(begin)

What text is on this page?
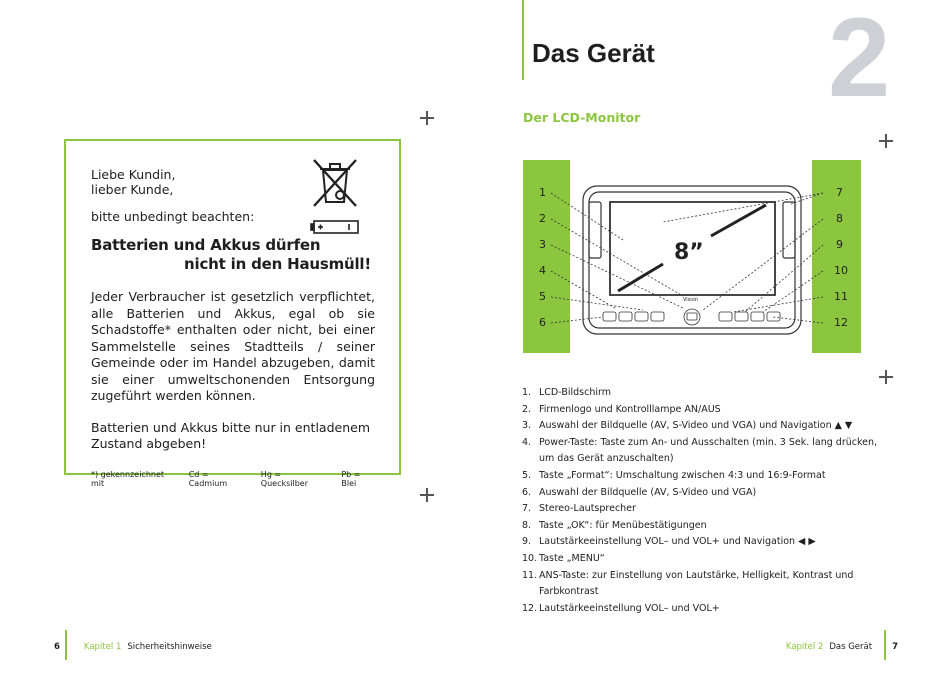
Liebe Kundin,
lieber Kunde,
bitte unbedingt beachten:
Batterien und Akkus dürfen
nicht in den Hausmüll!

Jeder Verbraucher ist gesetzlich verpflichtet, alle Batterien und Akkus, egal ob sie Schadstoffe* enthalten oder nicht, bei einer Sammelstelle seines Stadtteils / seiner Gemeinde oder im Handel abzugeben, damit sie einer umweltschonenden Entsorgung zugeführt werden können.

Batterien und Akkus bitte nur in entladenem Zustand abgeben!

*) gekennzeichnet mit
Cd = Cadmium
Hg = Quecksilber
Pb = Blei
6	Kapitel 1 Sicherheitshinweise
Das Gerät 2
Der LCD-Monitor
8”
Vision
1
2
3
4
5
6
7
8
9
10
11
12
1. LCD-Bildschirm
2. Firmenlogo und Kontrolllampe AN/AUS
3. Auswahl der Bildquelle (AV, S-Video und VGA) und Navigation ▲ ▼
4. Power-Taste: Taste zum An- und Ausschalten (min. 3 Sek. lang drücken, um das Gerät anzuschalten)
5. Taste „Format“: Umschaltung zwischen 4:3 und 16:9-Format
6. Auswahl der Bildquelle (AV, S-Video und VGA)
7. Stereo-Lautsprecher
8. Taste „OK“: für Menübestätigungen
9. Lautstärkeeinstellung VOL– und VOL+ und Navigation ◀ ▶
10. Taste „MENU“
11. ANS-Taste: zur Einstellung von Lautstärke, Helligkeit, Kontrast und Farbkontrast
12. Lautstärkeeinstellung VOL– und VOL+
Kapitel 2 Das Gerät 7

(end)
(begin)

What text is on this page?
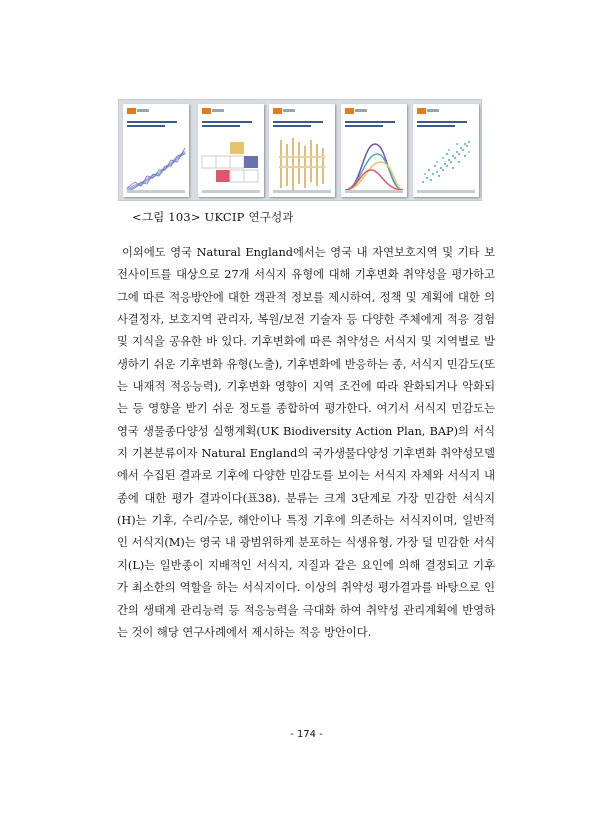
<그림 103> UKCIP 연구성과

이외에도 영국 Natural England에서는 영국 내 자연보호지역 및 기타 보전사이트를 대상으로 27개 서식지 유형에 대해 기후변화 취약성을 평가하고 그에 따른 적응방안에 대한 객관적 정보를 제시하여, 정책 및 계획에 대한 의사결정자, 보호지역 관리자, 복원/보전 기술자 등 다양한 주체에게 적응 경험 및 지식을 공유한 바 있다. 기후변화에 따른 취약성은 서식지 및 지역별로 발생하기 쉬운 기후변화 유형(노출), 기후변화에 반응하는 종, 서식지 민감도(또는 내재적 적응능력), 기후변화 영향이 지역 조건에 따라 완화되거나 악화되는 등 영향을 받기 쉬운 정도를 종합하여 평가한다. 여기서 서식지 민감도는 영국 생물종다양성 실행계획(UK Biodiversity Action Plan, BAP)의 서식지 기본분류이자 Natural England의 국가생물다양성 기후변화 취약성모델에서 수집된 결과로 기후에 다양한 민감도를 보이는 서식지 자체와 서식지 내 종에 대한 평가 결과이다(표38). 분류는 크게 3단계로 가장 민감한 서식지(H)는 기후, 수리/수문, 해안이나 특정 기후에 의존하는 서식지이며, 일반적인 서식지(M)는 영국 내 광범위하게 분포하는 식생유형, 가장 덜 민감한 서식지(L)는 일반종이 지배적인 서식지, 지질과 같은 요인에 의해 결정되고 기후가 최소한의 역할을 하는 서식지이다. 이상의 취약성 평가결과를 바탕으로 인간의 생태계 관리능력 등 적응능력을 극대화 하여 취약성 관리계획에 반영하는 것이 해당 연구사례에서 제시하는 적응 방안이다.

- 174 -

(end)

> [STATED GOAL] Copy all lines from the listing that contain "Bildquelle".

> [FULL OUTPUT]
3. Auswahl der Bildquelle (AV, S-Video und VGA) und Navigation ▲ ▼
6. Auswahl der Bildquelle (AV, S-Video und VGA)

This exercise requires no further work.